• _MATERIAL SUPPLIED_:
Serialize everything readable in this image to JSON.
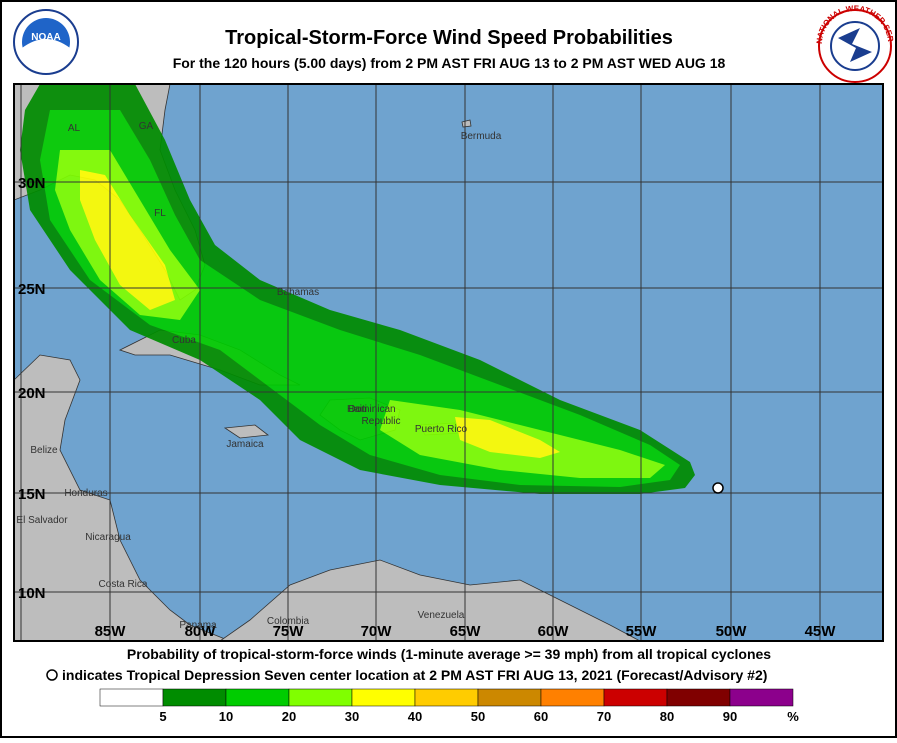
{
  "header": {
    "title": "Tropical-Storm-Force Wind Speed Probabilities",
    "subtitle": "For the 120 hours (5.00 days) from 2 PM AST FRI AUG 13 to 2 PM AST WED AUG 18"
  },
  "logos": {
    "noaa": "NOAA",
    "nws": "NATIONAL WEATHER SERVICE"
  },
  "map": {
    "lat_labels": [
      "30N",
      "25N",
      "20N",
      "15N",
      "10N"
    ],
    "lon_labels": [
      "85W",
      "80W",
      "75W",
      "70W",
      "65W",
      "60W",
      "55W",
      "50W",
      "45W"
    ],
    "places": [
      "AL",
      "GA",
      "FL",
      "Bermuda",
      "Bahamas",
      "Cuba",
      "Haiti",
      "Dominican",
      "Republic",
      "Puerto Rico",
      "Jamaica",
      "Belize",
      "Honduras",
      "El Salvador",
      "Nicaragua",
      "Costa Rica",
      "Panama",
      "Colombia",
      "Venezuela"
    ]
  },
  "footer": {
    "lines": [
      "Probability of tropical-storm-force winds (1-minute average >= 39 mph) from all tropical cyclones",
      "indicates Tropical Depression Seven center location at 2 PM AST FRI AUG 13, 2021 (Forecast/Advisory #2)"
    ]
  },
  "legend": {
    "colors": [
      "#ffffff",
      "#008c00",
      "#00cc00",
      "#80ff00",
      "#ffff00",
      "#ffcc00",
      "#cc8800",
      "#ff8000",
      "#cc0000",
      "#800000",
      "#8c008c"
    ],
    "labels": [
      "5",
      "10",
      "20",
      "30",
      "40",
      "50",
      "60",
      "70",
      "80",
      "90",
      "%"
    ]
  }
}
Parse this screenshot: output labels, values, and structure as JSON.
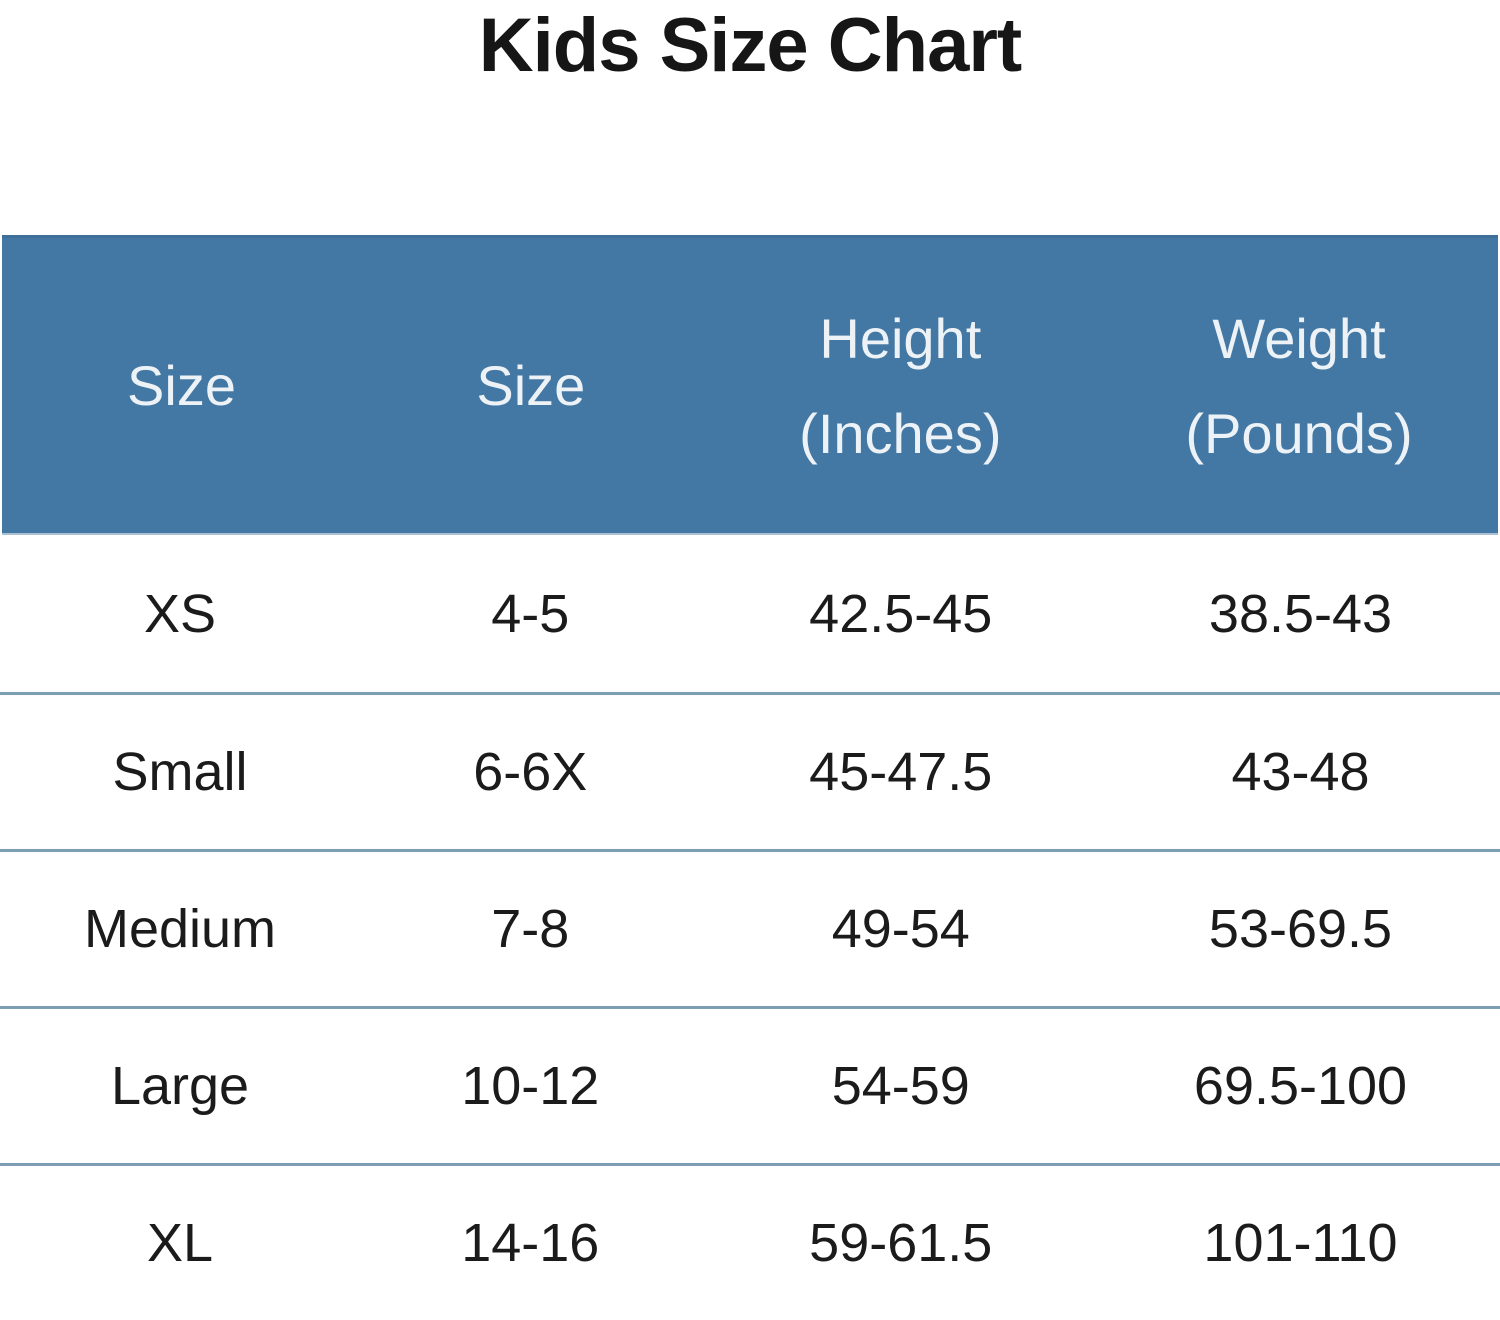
{
  "title": "Kids Size Chart",
  "table": {
    "header": {
      "cells": [
        {
          "line1": "Size"
        },
        {
          "line1": "Size"
        },
        {
          "line1": "Height",
          "line2": "(Inches)"
        },
        {
          "line1": "Weight",
          "line2": "(Pounds)"
        }
      ]
    },
    "rows": [
      {
        "cells": [
          "XS",
          "4-5",
          "42.5-45",
          "38.5-43"
        ]
      },
      {
        "cells": [
          "Small",
          "6-6X",
          "45-47.5",
          "43-48"
        ]
      },
      {
        "cells": [
          "Medium",
          "7-8",
          "49-54",
          "53-69.5"
        ]
      },
      {
        "cells": [
          "Large",
          "10-12",
          "54-59",
          "69.5-100"
        ]
      },
      {
        "cells": [
          "XL",
          "14-16",
          "59-61.5",
          "101-110"
        ]
      }
    ],
    "colors": {
      "header_bg": "#4478A4",
      "header_text": "#ECF2F6",
      "row_divider": "#7C9DB4",
      "body_text": "#1B1B1B",
      "title_text": "#161616"
    }
  },
  "chart_data": {
    "type": "table",
    "title": "Kids Size Chart",
    "columns": [
      "Size",
      "Size",
      "Height (Inches)",
      "Weight (Pounds)"
    ],
    "rows": [
      [
        "XS",
        "4-5",
        "42.5-45",
        "38.5-43"
      ],
      [
        "Small",
        "6-6X",
        "45-47.5",
        "43-48"
      ],
      [
        "Medium",
        "7-8",
        "49-54",
        "53-69.5"
      ],
      [
        "Large",
        "10-12",
        "54-59",
        "69.5-100"
      ],
      [
        "XL",
        "14-16",
        "59-61.5",
        "101-110"
      ]
    ],
    "layout": {
      "header_position": "top",
      "row_separators": true,
      "column_fractions": [
        0.24,
        0.227,
        0.267,
        0.266
      ]
    }
  }
}
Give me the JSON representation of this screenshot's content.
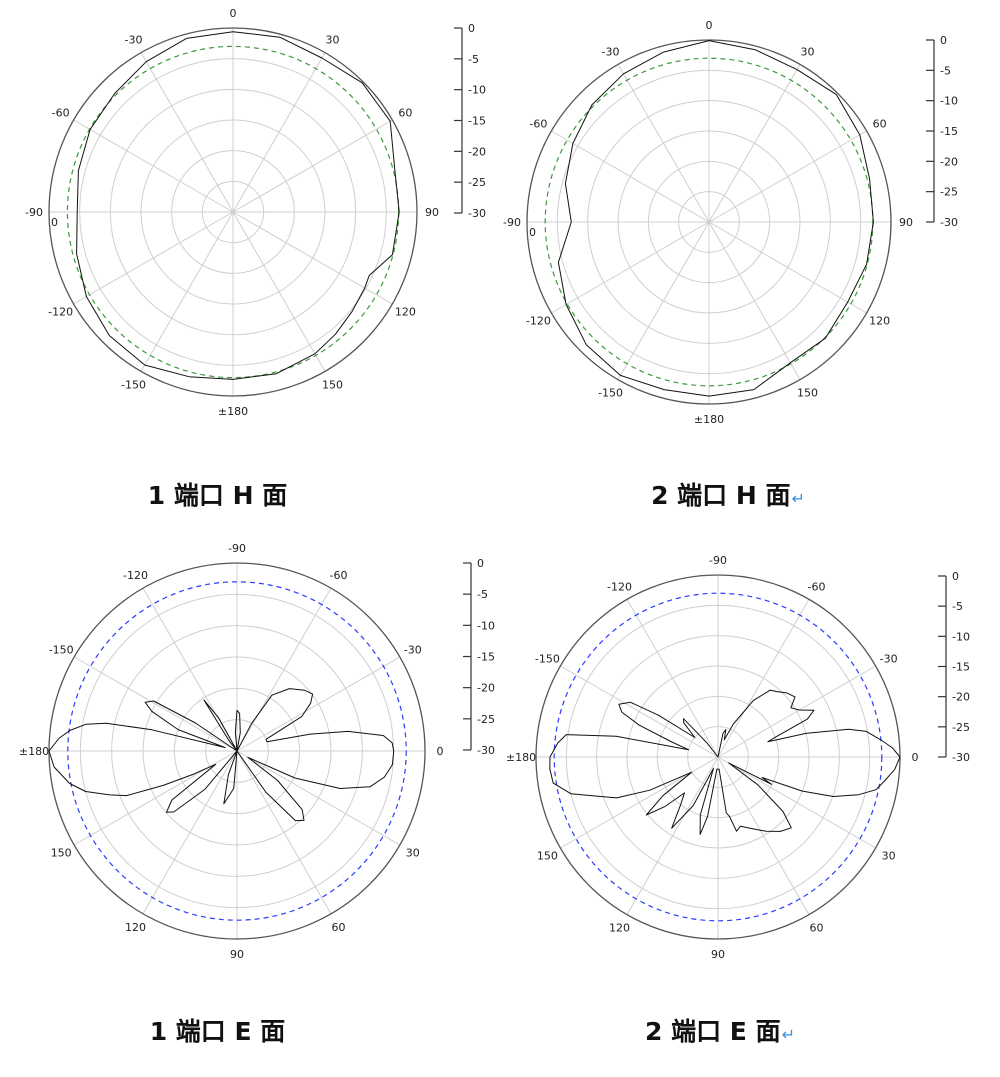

• _GOAL OF THE EXERCISE_: Transcribe the entries above verbatim, omitting their pictures.

• _THE OUTPUT_:
Serialize everything readable in this image to JSON.
{
  "header": {
    "title": "Tropical-Storm-Force Wind Speed Probabilities",
    "subtitle": "For the 120 hours (5.00 days) from 2 PM AST FRI AUG 13 to 2 PM AST WED AUG 18"
  },
  "logos": {
    "noaa": "NOAA",
    "nws": "NATIONAL WEATHER SERVICE"
  },
  "map": {
    "lat_labels": [
      "30N",
      "25N",
      "20N",
      "15N",
      "10N"
    ],
    "lon_labels": [
      "85W",
      "80W",
      "75W",
      "70W",
      "65W",
      "60W",
      "55W",
      "50W",
      "45W"
    ],
    "places": [
      "AL",
      "GA",
      "FL",
      "Bermuda",
      "Bahamas",
      "Cuba",
      "Haiti",
      "Dominican",
      "Republic",
      "Puerto Rico",
      "Jamaica",
      "Belize",
      "Honduras",
      "El Salvador",
      "Nicaragua",
      "Costa Rica",
      "Panama",
      "Colombia",
      "Venezuela"
    ]
  },
  "footer": {
    "lines": [
      "Probability of tropical-storm-force winds (1-minute average >= 39 mph) from all tropical cyclones",
      "indicates Tropical Depression Seven center location at 2 PM AST FRI AUG 13, 2021 (Forecast/Advisory #2)"
    ]
  },
  "legend": {
    "colors": [
      "#ffffff",
      "#008c00",
      "#00cc00",
      "#80ff00",
      "#ffff00",
      "#ffcc00",
      "#cc8800",
      "#ff8000",
      "#cc0000",
      "#800000",
      "#8c008c"
    ],
    "labels": [
      "5",
      "10",
      "20",
      "30",
      "40",
      "50",
      "60",
      "70",
      "80",
      "90",
      "%"
    ]
  }
}
Parse this screenshot: output labels, values, and structure as JSON.
{
  "title": "Kids Size Chart",
  "table": {
    "header": {
      "cells": [
        {
          "line1": "Size"
        },
        {
          "line1": "Size"
        },
        {
          "line1": "Height",
          "line2": "(Inches)"
        },
        {
          "line1": "Weight",
          "line2": "(Pounds)"
        }
      ]
    },
    "rows": [
      {
        "cells": [
          "XS",
          "4-5",
          "42.5-45",
          "38.5-43"
        ]
      },
      {
        "cells": [
          "Small",
          "6-6X",
          "45-47.5",
          "43-48"
        ]
      },
      {
        "cells": [
          "Medium",
          "7-8",
          "49-54",
          "53-69.5"
        ]
      },
      {
        "cells": [
          "Large",
          "10-12",
          "54-59",
          "69.5-100"
        ]
      },
      {
        "cells": [
          "XL",
          "14-16",
          "59-61.5",
          "101-110"
        ]
      }
    ],
    "colors": {
      "header_bg": "#4478A4",
      "header_text": "#ECF2F6",
      "row_divider": "#7C9DB4",
      "body_text": "#1B1B1B",
      "title_text": "#161616"
    }
  },
  "chart_data": {
    "type": "table",
    "title": "Kids Size Chart",
    "columns": [
      "Size",
      "Size",
      "Height (Inches)",
      "Weight (Pounds)"
    ],
    "rows": [
      [
        "XS",
        "4-5",
        "42.5-45",
        "38.5-43"
      ],
      [
        "Small",
        "6-6X",
        "45-47.5",
        "43-48"
      ],
      [
        "Medium",
        "7-8",
        "49-54",
        "53-69.5"
      ],
      [
        "Large",
        "10-12",
        "54-59",
        "69.5-100"
      ],
      [
        "XL",
        "14-16",
        "59-61.5",
        "101-110"
      ]
    ],
    "layout": {
      "header_position": "top",
      "row_separators": true,
      "column_fractions": [
        0.24,
        0.227,
        0.267,
        0.266
      ]
    }
  }
}
Give me the JSON representation of this screenshot's content.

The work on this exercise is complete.